→ **Given data**:
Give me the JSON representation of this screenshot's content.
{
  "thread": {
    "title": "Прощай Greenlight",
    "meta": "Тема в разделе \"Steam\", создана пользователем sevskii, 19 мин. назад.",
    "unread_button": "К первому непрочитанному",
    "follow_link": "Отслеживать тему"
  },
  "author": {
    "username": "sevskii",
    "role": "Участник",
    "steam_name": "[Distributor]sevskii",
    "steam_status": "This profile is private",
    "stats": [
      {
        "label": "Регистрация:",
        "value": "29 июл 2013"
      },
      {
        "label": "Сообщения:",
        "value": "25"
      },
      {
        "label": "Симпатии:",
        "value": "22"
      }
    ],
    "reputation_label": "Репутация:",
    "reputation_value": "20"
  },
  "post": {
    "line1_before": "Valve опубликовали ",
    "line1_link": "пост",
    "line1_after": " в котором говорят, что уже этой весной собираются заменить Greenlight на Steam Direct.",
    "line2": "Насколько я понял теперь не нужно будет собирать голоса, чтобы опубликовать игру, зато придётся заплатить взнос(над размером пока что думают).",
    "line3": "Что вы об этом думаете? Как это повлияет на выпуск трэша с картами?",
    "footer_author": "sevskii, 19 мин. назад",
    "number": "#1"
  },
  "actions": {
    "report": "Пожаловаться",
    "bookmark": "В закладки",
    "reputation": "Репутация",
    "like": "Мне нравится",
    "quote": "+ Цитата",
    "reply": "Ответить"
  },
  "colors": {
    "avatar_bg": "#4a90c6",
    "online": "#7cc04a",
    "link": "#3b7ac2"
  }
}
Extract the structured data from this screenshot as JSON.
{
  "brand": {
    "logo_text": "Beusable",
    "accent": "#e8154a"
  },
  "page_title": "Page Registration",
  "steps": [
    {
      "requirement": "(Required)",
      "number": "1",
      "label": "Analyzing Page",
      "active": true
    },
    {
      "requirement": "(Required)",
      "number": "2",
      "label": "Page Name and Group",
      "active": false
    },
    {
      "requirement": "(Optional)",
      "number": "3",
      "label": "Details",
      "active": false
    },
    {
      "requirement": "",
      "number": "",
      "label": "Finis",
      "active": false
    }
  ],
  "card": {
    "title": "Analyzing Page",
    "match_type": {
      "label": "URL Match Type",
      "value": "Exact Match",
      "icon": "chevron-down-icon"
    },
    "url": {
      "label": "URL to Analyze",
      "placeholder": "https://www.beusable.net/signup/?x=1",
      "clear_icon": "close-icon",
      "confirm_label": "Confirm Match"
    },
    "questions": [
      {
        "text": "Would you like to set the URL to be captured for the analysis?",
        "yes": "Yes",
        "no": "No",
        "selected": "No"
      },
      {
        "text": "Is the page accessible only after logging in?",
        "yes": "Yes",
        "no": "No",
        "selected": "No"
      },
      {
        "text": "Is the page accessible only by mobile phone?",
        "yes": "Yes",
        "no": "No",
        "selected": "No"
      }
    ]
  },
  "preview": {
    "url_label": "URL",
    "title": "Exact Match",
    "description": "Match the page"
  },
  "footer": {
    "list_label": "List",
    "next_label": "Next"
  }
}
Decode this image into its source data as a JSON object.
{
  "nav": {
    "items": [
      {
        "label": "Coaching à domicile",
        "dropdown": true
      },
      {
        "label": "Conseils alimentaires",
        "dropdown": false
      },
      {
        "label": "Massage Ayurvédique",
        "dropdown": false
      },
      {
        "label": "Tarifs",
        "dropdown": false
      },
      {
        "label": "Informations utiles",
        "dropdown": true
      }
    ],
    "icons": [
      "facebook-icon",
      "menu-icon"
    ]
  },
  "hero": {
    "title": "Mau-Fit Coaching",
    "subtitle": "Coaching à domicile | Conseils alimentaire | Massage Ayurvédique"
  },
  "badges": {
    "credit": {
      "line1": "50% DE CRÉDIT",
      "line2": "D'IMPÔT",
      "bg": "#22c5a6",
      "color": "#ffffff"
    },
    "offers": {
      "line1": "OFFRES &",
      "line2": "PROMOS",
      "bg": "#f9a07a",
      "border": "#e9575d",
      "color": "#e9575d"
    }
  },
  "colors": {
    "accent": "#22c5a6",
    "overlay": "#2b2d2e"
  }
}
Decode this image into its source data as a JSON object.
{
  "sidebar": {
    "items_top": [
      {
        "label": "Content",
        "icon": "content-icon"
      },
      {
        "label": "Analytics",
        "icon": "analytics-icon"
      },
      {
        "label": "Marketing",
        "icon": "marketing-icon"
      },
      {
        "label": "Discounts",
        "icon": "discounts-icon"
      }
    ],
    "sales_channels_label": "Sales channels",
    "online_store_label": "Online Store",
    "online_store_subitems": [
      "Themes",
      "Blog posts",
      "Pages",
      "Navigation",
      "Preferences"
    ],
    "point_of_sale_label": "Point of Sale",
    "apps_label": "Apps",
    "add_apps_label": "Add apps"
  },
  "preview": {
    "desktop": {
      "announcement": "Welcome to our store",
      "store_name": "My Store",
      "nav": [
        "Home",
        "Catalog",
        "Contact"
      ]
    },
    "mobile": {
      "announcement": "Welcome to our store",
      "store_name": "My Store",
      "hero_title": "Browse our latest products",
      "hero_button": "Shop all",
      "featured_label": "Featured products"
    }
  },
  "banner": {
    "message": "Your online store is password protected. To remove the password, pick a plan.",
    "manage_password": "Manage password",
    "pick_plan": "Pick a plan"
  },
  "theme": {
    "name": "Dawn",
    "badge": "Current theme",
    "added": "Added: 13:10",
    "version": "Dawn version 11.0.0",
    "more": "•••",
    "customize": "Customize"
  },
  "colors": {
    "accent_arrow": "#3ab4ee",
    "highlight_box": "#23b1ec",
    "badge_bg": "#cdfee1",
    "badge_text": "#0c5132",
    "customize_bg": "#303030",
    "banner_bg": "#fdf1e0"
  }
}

→ **To be done**:
Transcribe each entry precisely, missing none.

→ **Exercise answer**:
Give me the JSON representation of this screenshot's content.
{
  "thread": {
    "title": "Прощай Greenlight",
    "meta": "Тема в разделе \"Steam\", создана пользователем sevskii, 19 мин. назад.",
    "unread_button": "К первому непрочитанному",
    "follow_link": "Отслеживать тему"
  },
  "author": {
    "username": "sevskii",
    "role": "Участник",
    "steam_name": "[Distributor]sevskii",
    "steam_status": "This profile is private",
    "stats": [
      {
        "label": "Регистрация:",
        "value": "29 июл 2013"
      },
      {
        "label": "Сообщения:",
        "value": "25"
      },
      {
        "label": "Симпатии:",
        "value": "22"
      }
    ],
    "reputation_label": "Репутация:",
    "reputation_value": "20"
  },
  "post": {
    "line1_before": "Valve опубликовали ",
    "line1_link": "пост",
    "line1_after": " в котором говорят, что уже этой весной собираются заменить Greenlight на Steam Direct.",
    "line2": "Насколько я понял теперь не нужно будет собирать голоса, чтобы опубликовать игру, зато придётся заплатить взнос(над размером пока что думают).",
    "line3": "Что вы об этом думаете? Как это повлияет на выпуск трэша с картами?",
    "footer_author": "sevskii, 19 мин. назад",
    "number": "#1"
  },
  "actions": {
    "report": "Пожаловаться",
    "bookmark": "В закладки",
    "reputation": "Репутация",
    "like": "Мне нравится",
    "quote": "+ Цитата",
    "reply": "Ответить"
  },
  "colors": {
    "avatar_bg": "#4a90c6",
    "online": "#7cc04a",
    "link": "#3b7ac2"
  }
}
Extract the structured data from this screenshot as JSON.
{
  "brand": {
    "logo_text": "Beusable",
    "accent": "#e8154a"
  },
  "page_title": "Page Registration",
  "steps": [
    {
      "requirement": "(Required)",
      "number": "1",
      "label": "Analyzing Page",
      "active": true
    },
    {
      "requirement": "(Required)",
      "number": "2",
      "label": "Page Name and Group",
      "active": false
    },
    {
      "requirement": "(Optional)",
      "number": "3",
      "label": "Details",
      "active": false
    },
    {
      "requirement": "",
      "number": "",
      "label": "Finis",
      "active": false
    }
  ],
  "card": {
    "title": "Analyzing Page",
    "match_type": {
      "label": "URL Match Type",
      "value": "Exact Match",
      "icon": "chevron-down-icon"
    },
    "url": {
      "label": "URL to Analyze",
      "placeholder": "https://www.beusable.net/signup/?x=1",
      "clear_icon": "close-icon",
      "confirm_label": "Confirm Match"
    },
    "questions": [
      {
        "text": "Would you like to set the URL to be captured for the analysis?",
        "yes": "Yes",
        "no": "No",
        "selected": "No"
      },
      {
        "text": "Is the page accessible only after logging in?",
        "yes": "Yes",
        "no": "No",
        "selected": "No"
      },
      {
        "text": "Is the page accessible only by mobile phone?",
        "yes": "Yes",
        "no": "No",
        "selected": "No"
      }
    ]
  },
  "preview": {
    "url_label": "URL",
    "title": "Exact Match",
    "description": "Match the page"
  },
  "footer": {
    "list_label": "List",
    "next_label": "Next"
  }
}
Decode this image into its source data as a JSON object.
{
  "nav": {
    "items": [
      {
        "label": "Coaching à domicile",
        "dropdown": true
      },
      {
        "label": "Conseils alimentaires",
        "dropdown": false
      },
      {
        "label": "Massage Ayurvédique",
        "dropdown": false
      },
      {
        "label": "Tarifs",
        "dropdown": false
      },
      {
        "label": "Informations utiles",
        "dropdown": true
      }
    ],
    "icons": [
      "facebook-icon",
      "menu-icon"
    ]
  },
  "hero": {
    "title": "Mau-Fit Coaching",
    "subtitle": "Coaching à domicile | Conseils alimentaire | Massage Ayurvédique"
  },
  "badges": {
    "credit": {
      "line1": "50% DE CRÉDIT",
      "line2": "D'IMPÔT",
      "bg": "#22c5a6",
      "color": "#ffffff"
    },
    "offers": {
      "line1": "OFFRES &",
      "line2": "PROMOS",
      "bg": "#f9a07a",
      "border": "#e9575d",
      "color": "#e9575d"
    }
  },
  "colors": {
    "accent": "#22c5a6",
    "overlay": "#2b2d2e"
  }
}
Decode this image into its source data as a JSON object.
{
  "sidebar": {
    "items_top": [
      {
        "label": "Content",
        "icon": "content-icon"
      },
      {
        "label": "Analytics",
        "icon": "analytics-icon"
      },
      {
        "label": "Marketing",
        "icon": "marketing-icon"
      },
      {
        "label": "Discounts",
        "icon": "discounts-icon"
      }
    ],
    "sales_channels_label": "Sales channels",
    "online_store_label": "Online Store",
    "online_store_subitems": [
      "Themes",
      "Blog posts",
      "Pages",
      "Navigation",
      "Preferences"
    ],
    "point_of_sale_label": "Point of Sale",
    "apps_label": "Apps",
    "add_apps_label": "Add apps"
  },
  "preview": {
    "desktop": {
      "announcement": "Welcome to our store",
      "store_name": "My Store",
      "nav": [
        "Home",
        "Catalog",
        "Contact"
      ]
    },
    "mobile": {
      "announcement": "Welcome to our store",
      "store_name": "My Store",
      "hero_title": "Browse our latest products",
      "hero_button": "Shop all",
      "featured_label": "Featured products"
    }
  },
  "banner": {
    "message": "Your online store is password protected. To remove the password, pick a plan.",
    "manage_password": "Manage password",
    "pick_plan": "Pick a plan"
  },
  "theme": {
    "name": "Dawn",
    "badge": "Current theme",
    "added": "Added: 13:10",
    "version": "Dawn version 11.0.0",
    "more": "•••",
    "customize": "Customize"
  },
  "colors": {
    "accent_arrow": "#3ab4ee",
    "highlight_box": "#23b1ec",
    "badge_bg": "#cdfee1",
    "badge_text": "#0c5132",
    "customize_bg": "#303030",
    "banner_bg": "#fdf1e0"
  }
}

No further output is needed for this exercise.